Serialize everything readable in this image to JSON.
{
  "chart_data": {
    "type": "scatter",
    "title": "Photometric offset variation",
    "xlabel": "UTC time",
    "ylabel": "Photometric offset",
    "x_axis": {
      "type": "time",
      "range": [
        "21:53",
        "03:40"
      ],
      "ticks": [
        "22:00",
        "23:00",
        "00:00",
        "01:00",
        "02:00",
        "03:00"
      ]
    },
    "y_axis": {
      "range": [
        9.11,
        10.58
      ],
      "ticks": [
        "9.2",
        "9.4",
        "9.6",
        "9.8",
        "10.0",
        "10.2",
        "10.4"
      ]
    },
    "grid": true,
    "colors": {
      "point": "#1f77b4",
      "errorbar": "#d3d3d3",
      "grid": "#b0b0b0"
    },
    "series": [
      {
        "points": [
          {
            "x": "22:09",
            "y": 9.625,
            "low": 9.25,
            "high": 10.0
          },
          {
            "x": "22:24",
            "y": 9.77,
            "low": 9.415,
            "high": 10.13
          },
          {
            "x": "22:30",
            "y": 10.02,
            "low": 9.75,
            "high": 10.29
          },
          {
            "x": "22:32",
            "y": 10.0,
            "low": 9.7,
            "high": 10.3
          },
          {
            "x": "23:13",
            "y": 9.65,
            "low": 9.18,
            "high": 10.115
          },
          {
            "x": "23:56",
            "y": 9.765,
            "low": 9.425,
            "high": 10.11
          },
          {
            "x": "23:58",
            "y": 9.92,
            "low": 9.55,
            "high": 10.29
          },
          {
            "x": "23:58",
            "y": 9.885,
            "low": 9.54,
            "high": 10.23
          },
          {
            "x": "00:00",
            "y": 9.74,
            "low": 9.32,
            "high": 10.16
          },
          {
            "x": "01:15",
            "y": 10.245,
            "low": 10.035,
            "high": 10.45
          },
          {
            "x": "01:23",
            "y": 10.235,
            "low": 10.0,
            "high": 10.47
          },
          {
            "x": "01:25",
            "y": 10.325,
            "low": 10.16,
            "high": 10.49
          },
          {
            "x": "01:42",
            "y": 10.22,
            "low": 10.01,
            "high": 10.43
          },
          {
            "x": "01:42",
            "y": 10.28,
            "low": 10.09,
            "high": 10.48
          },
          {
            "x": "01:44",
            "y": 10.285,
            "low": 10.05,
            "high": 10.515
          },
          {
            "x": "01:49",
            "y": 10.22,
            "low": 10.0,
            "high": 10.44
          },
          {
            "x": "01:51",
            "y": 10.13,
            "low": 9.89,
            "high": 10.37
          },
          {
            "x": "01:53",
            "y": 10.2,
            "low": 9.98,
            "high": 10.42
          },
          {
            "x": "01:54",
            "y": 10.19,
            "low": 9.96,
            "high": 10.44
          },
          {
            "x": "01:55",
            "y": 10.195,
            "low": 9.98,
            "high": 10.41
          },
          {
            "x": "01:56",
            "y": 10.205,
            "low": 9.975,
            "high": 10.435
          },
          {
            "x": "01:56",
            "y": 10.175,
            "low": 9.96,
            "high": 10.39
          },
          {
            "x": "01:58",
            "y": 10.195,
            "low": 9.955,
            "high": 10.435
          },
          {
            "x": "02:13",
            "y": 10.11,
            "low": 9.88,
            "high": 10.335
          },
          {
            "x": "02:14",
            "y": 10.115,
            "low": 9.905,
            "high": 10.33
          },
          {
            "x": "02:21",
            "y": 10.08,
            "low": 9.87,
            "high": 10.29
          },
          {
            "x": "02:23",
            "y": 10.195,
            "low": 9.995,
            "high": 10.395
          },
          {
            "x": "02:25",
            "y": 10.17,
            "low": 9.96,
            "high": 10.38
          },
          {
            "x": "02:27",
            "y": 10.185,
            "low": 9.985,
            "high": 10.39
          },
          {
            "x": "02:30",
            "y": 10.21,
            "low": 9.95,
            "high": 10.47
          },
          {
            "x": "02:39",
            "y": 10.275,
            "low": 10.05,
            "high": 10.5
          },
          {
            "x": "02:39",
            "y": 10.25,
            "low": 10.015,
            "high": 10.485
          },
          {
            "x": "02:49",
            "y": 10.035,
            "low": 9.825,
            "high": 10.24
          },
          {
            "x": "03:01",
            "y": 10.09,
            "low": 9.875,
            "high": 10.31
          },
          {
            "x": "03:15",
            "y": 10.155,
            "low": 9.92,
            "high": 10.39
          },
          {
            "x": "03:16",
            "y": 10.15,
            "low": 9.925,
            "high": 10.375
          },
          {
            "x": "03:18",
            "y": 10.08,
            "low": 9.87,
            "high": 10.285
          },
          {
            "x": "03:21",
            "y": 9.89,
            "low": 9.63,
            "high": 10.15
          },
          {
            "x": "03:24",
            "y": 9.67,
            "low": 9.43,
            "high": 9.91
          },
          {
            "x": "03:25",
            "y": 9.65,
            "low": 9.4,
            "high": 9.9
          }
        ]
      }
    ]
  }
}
· · · ·
*Short task*.
Your task is to retype all the records above with nothing left out.

*Solution*.
Serialize everything readable in this image to JSON.
{
  "chart_data": {
    "type": "scatter",
    "title": "Photometric offset variation",
    "xlabel": "UTC time",
    "ylabel": "Photometric offset",
    "x_axis": {
      "type": "time",
      "range": [
        "21:53",
        "03:40"
      ],
      "ticks": [
        "22:00",
        "23:00",
        "00:00",
        "01:00",
        "02:00",
        "03:00"
      ]
    },
    "y_axis": {
      "range": [
        9.11,
        10.58
      ],
      "ticks": [
        "9.2",
        "9.4",
        "9.6",
        "9.8",
        "10.0",
        "10.2",
        "10.4"
      ]
    },
    "grid": true,
    "colors": {
      "point": "#1f77b4",
      "errorbar": "#d3d3d3",
      "grid": "#b0b0b0"
    },
    "series": [
      {
        "points": [
          {
            "x": "22:09",
            "y": 9.625,
            "low": 9.25,
            "high": 10.0
          },
          {
            "x": "22:24",
            "y": 9.77,
            "low": 9.415,
            "high": 10.13
          },
          {
            "x": "22:30",
            "y": 10.02,
            "low": 9.75,
            "high": 10.29
          },
          {
            "x": "22:32",
            "y": 10.0,
            "low": 9.7,
            "high": 10.3
          },
          {
            "x": "23:13",
            "y": 9.65,
            "low": 9.18,
            "high": 10.115
          },
          {
            "x": "23:56",
            "y": 9.765,
            "low": 9.425,
            "high": 10.11
          },
          {
            "x": "23:58",
            "y": 9.92,
            "low": 9.55,
            "high": 10.29
          },
          {
            "x": "23:58",
            "y": 9.885,
            "low": 9.54,
            "high": 10.23
          },
          {
            "x": "00:00",
            "y": 9.74,
            "low": 9.32,
            "high": 10.16
          },
          {
            "x": "01:15",
            "y": 10.245,
            "low": 10.035,
            "high": 10.45
          },
          {
            "x": "01:23",
            "y": 10.235,
            "low": 10.0,
            "high": 10.47
          },
          {
            "x": "01:25",
            "y": 10.325,
            "low": 10.16,
            "high": 10.49
          },
          {
            "x": "01:42",
            "y": 10.22,
            "low": 10.01,
            "high": 10.43
          },
          {
            "x": "01:42",
            "y": 10.28,
            "low": 10.09,
            "high": 10.48
          },
          {
            "x": "01:44",
            "y": 10.285,
            "low": 10.05,
            "high": 10.515
          },
          {
            "x": "01:49",
            "y": 10.22,
            "low": 10.0,
            "high": 10.44
          },
          {
            "x": "01:51",
            "y": 10.13,
            "low": 9.89,
            "high": 10.37
          },
          {
            "x": "01:53",
            "y": 10.2,
            "low": 9.98,
            "high": 10.42
          },
          {
            "x": "01:54",
            "y": 10.19,
            "low": 9.96,
            "high": 10.44
          },
          {
            "x": "01:55",
            "y": 10.195,
            "low": 9.98,
            "high": 10.41
          },
          {
            "x": "01:56",
            "y": 10.205,
            "low": 9.975,
            "high": 10.435
          },
          {
            "x": "01:56",
            "y": 10.175,
            "low": 9.96,
            "high": 10.39
          },
          {
            "x": "01:58",
            "y": 10.195,
            "low": 9.955,
            "high": 10.435
          },
          {
            "x": "02:13",
            "y": 10.11,
            "low": 9.88,
            "high": 10.335
          },
          {
            "x": "02:14",
            "y": 10.115,
            "low": 9.905,
            "high": 10.33
          },
          {
            "x": "02:21",
            "y": 10.08,
            "low": 9.87,
            "high": 10.29
          },
          {
            "x": "02:23",
            "y": 10.195,
            "low": 9.995,
            "high": 10.395
          },
          {
            "x": "02:25",
            "y": 10.17,
            "low": 9.96,
            "high": 10.38
          },
          {
            "x": "02:27",
            "y": 10.185,
            "low": 9.985,
            "high": 10.39
          },
          {
            "x": "02:30",
            "y": 10.21,
            "low": 9.95,
            "high": 10.47
          },
          {
            "x": "02:39",
            "y": 10.275,
            "low": 10.05,
            "high": 10.5
          },
          {
            "x": "02:39",
            "y": 10.25,
            "low": 10.015,
            "high": 10.485
          },
          {
            "x": "02:49",
            "y": 10.035,
            "low": 9.825,
            "high": 10.24
          },
          {
            "x": "03:01",
            "y": 10.09,
            "low": 9.875,
            "high": 10.31
          },
          {
            "x": "03:15",
            "y": 10.155,
            "low": 9.92,
            "high": 10.39
          },
          {
            "x": "03:16",
            "y": 10.15,
            "low": 9.925,
            "high": 10.375
          },
          {
            "x": "03:18",
            "y": 10.08,
            "low": 9.87,
            "high": 10.285
          },
          {
            "x": "03:21",
            "y": 9.89,
            "low": 9.63,
            "high": 10.15
          },
          {
            "x": "03:24",
            "y": 9.67,
            "low": 9.43,
            "high": 9.91
          },
          {
            "x": "03:25",
            "y": 9.65,
            "low": 9.4,
            "high": 9.9
          }
        ]
      }
    ]
  }
}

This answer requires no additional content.